---------- Records supplied

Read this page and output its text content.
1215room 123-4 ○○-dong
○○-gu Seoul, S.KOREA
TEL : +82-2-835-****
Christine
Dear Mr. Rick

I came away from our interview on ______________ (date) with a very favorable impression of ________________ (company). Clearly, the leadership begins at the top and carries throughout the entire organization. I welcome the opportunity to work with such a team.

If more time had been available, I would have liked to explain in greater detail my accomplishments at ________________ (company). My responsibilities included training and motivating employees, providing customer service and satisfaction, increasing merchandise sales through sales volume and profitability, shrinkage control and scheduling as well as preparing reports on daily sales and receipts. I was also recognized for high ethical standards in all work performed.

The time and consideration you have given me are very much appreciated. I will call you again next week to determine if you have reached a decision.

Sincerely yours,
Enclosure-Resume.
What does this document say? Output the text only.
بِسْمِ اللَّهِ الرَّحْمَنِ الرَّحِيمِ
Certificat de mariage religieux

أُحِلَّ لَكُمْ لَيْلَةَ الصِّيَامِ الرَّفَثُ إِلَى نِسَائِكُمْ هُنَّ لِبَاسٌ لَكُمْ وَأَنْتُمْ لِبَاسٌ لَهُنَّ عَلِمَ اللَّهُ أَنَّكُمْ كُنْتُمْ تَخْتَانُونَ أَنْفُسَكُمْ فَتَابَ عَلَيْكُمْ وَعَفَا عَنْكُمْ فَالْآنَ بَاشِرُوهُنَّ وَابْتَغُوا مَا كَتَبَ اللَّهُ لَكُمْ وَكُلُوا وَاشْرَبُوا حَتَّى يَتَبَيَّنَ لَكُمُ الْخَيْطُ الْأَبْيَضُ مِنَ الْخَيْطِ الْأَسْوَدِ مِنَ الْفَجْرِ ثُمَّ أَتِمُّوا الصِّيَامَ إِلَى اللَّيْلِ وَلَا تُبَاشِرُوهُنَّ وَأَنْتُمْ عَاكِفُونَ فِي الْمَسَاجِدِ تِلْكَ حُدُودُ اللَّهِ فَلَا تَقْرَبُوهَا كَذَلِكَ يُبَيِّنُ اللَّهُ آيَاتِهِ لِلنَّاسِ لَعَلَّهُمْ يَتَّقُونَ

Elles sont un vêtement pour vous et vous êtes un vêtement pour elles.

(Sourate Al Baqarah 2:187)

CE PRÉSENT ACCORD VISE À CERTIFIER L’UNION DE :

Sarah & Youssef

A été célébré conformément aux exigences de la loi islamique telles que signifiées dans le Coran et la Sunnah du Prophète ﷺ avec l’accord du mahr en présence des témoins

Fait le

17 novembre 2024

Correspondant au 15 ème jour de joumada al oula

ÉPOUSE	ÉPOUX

--------------------
---------- Records supplied

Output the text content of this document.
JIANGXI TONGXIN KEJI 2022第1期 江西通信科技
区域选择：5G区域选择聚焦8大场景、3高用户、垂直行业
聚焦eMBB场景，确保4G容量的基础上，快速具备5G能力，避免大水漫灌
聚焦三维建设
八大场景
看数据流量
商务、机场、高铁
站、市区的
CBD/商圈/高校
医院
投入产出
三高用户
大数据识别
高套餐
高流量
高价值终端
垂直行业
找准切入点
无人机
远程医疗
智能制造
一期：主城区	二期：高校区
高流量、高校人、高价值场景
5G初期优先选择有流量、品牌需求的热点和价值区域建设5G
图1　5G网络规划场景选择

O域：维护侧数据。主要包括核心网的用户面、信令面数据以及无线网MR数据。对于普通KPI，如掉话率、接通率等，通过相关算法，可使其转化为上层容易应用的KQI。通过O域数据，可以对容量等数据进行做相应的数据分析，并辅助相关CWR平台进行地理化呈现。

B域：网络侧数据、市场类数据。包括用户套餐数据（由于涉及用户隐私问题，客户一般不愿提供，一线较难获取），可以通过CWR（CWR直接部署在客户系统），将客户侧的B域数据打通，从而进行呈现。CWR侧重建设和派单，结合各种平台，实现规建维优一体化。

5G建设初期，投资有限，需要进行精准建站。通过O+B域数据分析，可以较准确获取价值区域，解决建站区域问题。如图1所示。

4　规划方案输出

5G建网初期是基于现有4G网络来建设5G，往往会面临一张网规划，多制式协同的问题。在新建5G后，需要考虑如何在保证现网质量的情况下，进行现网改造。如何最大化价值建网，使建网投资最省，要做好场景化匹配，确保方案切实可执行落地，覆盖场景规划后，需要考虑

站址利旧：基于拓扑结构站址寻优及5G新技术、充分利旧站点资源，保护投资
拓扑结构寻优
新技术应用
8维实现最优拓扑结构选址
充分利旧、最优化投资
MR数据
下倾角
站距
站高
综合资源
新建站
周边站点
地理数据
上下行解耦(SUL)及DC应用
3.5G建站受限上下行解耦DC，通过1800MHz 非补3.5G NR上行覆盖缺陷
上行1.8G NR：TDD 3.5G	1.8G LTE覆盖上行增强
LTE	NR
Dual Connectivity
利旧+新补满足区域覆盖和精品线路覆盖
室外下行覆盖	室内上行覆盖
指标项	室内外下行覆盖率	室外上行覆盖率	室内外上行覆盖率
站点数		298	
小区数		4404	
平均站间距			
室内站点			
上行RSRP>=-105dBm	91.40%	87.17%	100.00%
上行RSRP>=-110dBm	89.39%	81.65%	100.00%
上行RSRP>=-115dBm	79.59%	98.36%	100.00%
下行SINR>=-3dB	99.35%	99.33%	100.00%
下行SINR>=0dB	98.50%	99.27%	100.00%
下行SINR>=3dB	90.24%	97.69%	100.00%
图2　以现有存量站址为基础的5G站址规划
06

--------------------
---------- Records supplied

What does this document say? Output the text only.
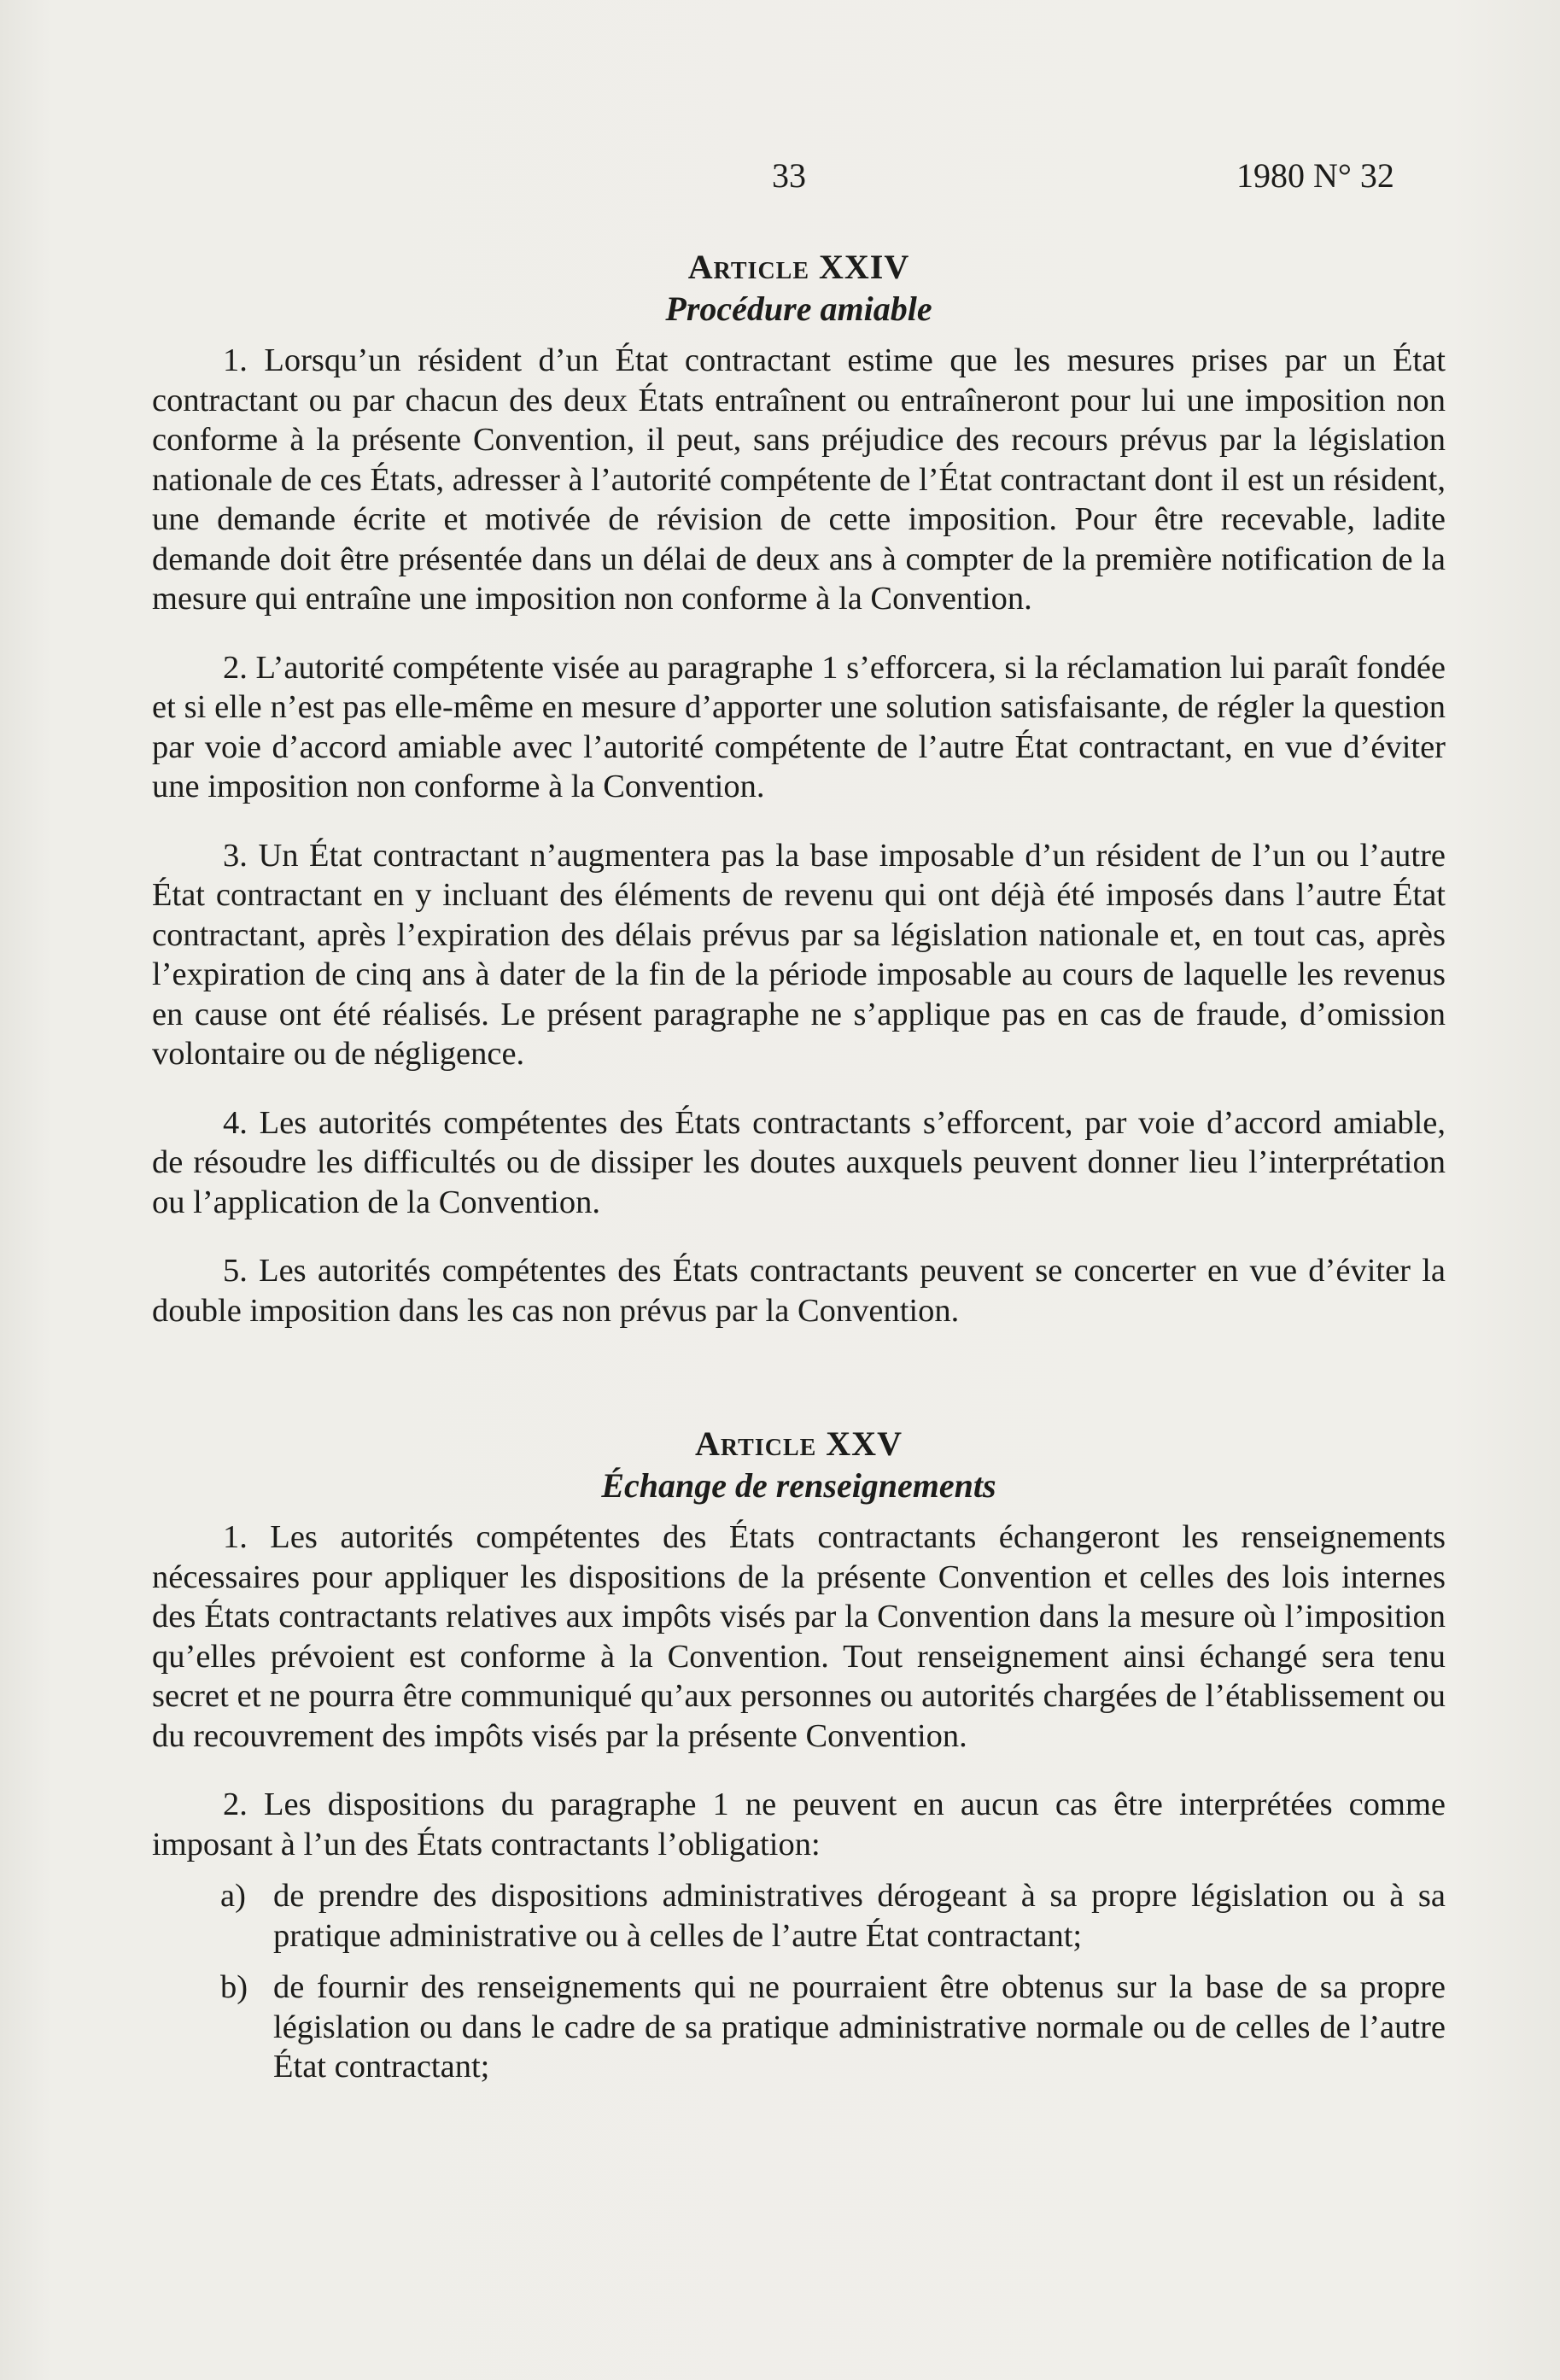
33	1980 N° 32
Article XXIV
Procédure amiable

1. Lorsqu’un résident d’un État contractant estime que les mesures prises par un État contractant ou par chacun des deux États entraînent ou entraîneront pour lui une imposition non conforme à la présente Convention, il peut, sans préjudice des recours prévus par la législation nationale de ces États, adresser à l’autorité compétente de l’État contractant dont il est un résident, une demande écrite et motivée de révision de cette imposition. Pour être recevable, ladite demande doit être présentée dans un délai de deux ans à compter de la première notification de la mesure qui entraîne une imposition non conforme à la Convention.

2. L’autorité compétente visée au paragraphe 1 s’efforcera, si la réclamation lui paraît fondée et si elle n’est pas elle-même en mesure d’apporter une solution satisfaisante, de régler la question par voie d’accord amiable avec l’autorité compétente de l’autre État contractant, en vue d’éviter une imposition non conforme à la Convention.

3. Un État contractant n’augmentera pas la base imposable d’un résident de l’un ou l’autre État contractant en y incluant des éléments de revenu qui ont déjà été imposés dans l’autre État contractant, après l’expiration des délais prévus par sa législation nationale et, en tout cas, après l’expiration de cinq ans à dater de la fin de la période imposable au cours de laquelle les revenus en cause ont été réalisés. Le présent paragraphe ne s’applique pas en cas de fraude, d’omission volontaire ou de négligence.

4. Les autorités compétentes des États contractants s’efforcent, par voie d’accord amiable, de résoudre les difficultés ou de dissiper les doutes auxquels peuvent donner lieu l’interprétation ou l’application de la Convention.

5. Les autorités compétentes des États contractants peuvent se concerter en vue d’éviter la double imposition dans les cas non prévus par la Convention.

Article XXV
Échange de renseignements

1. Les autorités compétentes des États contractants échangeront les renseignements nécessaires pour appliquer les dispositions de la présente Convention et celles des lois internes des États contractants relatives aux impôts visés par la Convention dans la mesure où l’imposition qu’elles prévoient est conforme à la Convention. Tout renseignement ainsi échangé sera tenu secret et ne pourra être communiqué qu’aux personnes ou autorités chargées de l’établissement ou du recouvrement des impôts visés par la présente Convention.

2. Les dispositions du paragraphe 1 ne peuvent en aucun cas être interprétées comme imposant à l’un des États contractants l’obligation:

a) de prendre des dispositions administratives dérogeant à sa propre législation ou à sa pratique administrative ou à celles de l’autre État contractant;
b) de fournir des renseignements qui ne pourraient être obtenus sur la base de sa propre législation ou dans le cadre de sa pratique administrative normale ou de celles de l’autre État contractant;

--------------------

**Task to carry out**
List all lines from the entries that include the word "content".

**Solution to this task**
Read this page and output its text content.
Output the text content of this document.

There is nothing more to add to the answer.